_PROBLEM_
All lines in the data bearing the string "youngster" should be identified and copied.

_DATA SHOWN_
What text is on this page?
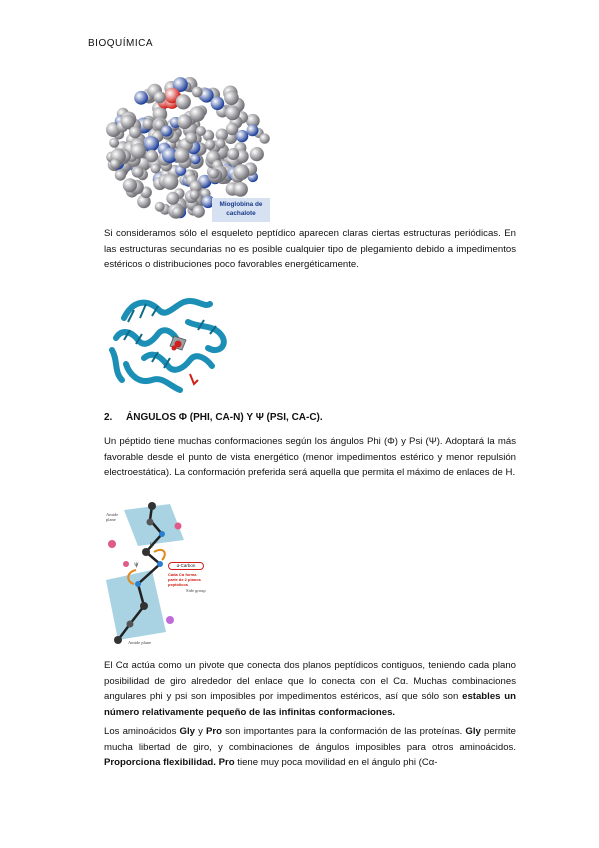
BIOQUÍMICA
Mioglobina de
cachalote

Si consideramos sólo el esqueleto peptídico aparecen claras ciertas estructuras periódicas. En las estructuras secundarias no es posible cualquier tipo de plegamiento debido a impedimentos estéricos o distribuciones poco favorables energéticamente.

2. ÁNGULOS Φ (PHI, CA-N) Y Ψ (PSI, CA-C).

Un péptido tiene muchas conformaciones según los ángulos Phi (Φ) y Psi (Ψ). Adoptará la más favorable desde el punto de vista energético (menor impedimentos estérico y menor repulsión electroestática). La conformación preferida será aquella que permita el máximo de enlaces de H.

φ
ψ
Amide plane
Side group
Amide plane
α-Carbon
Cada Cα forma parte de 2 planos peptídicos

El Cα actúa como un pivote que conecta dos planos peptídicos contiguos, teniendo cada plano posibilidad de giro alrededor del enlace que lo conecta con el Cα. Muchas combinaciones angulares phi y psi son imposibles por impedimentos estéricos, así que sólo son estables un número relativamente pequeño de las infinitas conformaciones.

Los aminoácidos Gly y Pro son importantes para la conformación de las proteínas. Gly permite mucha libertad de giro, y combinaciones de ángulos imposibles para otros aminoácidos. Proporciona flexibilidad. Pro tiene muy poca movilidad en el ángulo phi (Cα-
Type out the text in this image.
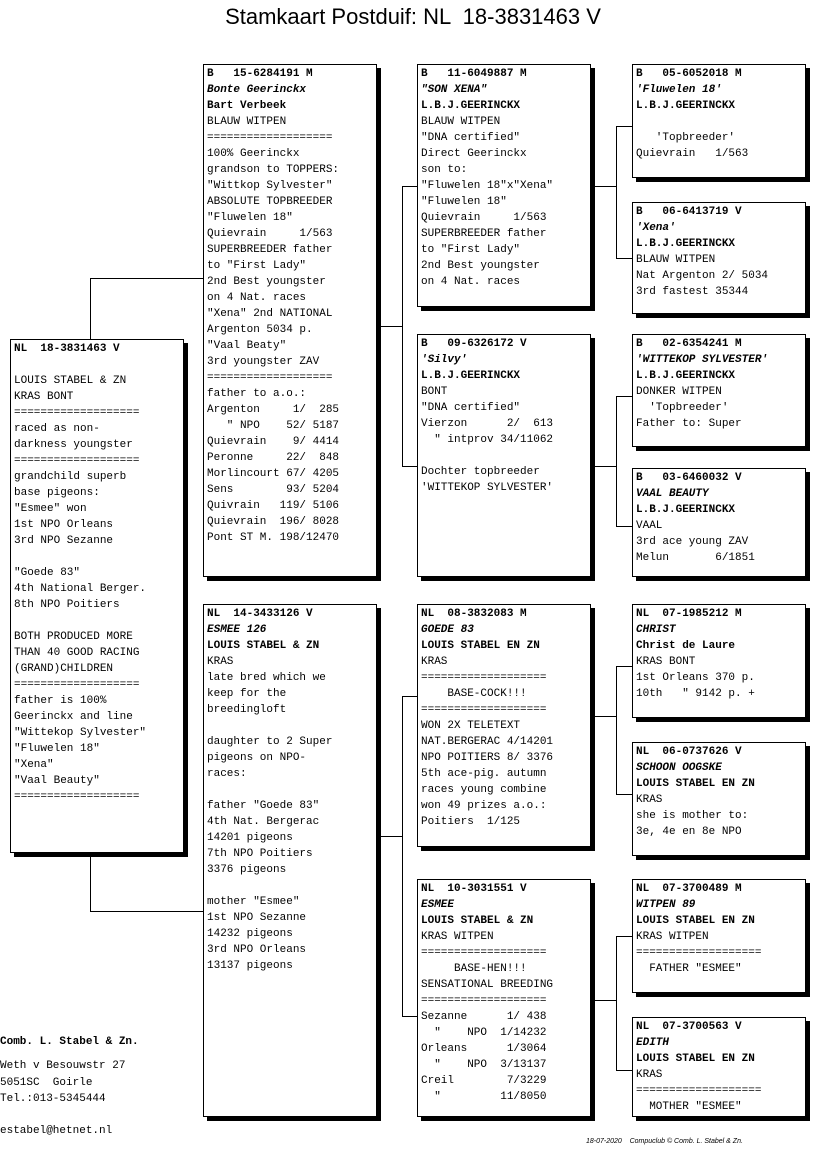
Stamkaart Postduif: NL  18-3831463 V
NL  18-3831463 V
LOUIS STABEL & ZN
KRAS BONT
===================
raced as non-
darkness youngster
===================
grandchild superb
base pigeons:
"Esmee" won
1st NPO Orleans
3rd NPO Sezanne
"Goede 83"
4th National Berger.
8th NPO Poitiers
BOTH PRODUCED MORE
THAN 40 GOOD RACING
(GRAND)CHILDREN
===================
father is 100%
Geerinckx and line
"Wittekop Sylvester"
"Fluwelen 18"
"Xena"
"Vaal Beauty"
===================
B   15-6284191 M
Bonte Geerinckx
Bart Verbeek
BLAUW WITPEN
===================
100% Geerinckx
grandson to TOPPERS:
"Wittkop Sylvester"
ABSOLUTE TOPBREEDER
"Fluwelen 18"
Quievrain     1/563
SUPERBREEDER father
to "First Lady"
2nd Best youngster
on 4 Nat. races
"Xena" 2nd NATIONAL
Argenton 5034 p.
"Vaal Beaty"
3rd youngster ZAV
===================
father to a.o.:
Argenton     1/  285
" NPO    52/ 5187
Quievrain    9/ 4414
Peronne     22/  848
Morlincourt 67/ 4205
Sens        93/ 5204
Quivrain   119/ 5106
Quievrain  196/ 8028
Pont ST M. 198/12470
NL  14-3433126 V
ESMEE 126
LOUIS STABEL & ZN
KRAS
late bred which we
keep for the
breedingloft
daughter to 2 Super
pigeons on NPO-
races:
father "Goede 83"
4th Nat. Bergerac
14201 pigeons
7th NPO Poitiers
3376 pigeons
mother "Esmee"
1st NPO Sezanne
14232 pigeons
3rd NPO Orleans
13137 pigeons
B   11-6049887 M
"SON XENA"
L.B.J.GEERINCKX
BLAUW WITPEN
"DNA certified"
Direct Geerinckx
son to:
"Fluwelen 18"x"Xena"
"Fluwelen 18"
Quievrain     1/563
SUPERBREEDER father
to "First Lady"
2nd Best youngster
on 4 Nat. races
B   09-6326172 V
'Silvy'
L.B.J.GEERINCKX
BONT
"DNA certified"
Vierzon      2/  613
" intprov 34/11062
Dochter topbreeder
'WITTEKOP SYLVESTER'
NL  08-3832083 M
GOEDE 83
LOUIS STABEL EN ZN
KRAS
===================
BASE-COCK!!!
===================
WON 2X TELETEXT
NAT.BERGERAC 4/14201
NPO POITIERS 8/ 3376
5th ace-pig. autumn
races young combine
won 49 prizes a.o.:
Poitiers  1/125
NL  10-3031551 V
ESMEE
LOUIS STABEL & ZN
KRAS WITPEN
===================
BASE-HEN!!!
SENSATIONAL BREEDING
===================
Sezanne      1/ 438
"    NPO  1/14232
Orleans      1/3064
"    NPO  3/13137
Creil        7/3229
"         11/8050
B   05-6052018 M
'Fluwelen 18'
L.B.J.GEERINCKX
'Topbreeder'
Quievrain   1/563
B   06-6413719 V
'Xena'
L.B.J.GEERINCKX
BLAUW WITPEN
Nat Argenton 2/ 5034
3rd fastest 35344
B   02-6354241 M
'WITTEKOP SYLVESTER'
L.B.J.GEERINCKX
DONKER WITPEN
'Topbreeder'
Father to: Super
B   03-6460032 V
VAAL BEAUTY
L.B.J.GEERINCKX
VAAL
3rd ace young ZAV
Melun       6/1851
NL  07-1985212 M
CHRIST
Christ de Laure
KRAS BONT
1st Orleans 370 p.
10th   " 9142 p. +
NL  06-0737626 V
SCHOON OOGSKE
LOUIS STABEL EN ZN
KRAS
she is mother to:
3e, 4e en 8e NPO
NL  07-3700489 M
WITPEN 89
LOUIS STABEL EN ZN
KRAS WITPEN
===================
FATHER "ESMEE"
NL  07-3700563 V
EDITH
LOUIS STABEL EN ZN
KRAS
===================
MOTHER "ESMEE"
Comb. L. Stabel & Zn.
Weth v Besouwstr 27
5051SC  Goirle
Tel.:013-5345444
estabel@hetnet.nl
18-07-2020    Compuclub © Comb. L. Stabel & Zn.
...
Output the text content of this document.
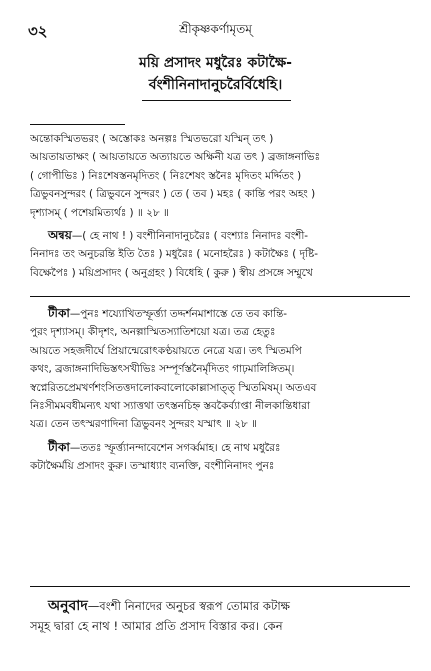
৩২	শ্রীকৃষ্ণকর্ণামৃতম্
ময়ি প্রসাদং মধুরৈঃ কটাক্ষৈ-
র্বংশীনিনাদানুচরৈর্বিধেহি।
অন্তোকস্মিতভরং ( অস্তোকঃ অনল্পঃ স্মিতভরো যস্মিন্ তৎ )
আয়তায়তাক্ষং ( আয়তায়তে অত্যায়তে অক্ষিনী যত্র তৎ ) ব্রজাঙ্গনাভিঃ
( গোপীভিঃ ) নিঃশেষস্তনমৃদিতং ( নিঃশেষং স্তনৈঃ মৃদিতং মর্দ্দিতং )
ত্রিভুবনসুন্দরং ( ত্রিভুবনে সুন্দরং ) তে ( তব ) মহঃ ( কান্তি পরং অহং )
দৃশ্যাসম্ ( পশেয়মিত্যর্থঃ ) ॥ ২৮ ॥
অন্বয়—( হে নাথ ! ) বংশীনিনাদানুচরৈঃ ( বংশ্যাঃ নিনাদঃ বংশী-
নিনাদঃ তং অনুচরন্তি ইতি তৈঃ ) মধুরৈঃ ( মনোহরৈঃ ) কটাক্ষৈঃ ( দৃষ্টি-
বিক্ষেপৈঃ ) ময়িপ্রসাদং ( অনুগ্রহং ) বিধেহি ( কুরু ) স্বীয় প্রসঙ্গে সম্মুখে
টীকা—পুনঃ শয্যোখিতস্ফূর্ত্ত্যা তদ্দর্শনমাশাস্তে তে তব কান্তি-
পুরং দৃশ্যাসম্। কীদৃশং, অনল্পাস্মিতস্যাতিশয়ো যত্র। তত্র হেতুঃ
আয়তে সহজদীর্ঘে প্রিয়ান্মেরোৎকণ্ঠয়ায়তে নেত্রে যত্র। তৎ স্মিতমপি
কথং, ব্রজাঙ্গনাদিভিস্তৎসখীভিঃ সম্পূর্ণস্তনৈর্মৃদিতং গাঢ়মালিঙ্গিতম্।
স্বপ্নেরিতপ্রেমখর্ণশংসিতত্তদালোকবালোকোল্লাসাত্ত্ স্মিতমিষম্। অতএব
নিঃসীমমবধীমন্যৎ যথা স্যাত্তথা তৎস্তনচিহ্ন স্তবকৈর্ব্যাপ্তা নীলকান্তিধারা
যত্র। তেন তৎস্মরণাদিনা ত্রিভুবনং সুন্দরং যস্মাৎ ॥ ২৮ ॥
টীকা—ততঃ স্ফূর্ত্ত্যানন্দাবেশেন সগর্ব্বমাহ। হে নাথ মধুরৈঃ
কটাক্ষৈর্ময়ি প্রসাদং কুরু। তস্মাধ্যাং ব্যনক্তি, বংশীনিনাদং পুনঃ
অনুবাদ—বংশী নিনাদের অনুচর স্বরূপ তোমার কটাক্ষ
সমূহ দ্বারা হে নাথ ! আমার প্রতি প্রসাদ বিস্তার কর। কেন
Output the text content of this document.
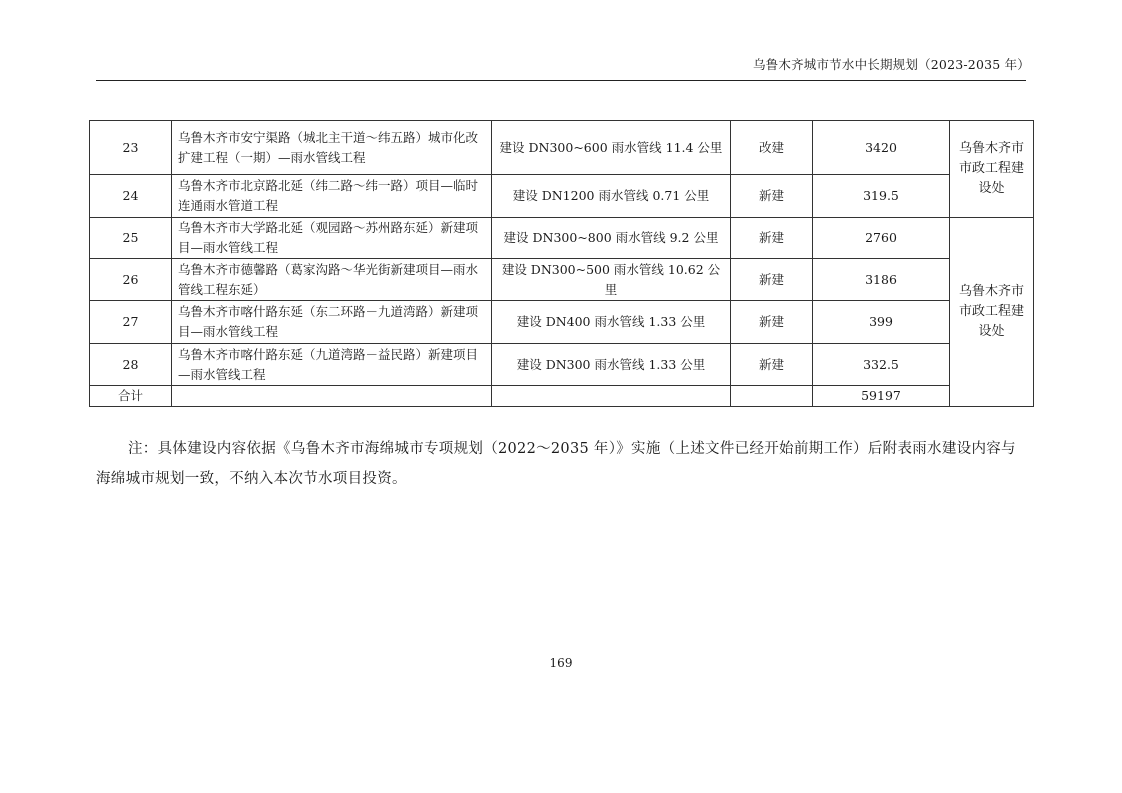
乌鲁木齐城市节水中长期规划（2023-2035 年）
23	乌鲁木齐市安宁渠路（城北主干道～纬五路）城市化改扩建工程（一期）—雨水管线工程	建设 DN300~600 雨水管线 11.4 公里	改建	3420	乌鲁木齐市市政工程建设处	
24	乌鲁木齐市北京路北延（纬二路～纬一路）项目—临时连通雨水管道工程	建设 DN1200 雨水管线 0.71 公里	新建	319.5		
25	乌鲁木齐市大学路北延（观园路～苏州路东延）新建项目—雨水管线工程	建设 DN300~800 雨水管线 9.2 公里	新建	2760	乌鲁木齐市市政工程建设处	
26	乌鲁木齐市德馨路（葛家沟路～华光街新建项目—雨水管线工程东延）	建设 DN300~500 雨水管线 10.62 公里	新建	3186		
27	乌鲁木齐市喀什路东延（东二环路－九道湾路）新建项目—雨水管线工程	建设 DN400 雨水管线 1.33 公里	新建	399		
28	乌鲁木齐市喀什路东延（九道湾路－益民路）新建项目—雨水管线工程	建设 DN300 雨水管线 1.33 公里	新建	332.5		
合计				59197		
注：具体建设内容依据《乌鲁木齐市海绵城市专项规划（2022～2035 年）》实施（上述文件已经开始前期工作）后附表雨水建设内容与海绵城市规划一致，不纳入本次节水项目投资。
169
---
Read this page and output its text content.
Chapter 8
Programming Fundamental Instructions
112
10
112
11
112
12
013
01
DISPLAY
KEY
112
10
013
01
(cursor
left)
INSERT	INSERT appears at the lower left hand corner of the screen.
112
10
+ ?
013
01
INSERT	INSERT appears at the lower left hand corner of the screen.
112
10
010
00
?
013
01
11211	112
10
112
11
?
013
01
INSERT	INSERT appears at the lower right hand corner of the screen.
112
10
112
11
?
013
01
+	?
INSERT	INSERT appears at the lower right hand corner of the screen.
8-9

_WORKED SOLUTION_
darkness youngster
2nd Best youngster
3rd youngster ZAV
2nd Best youngster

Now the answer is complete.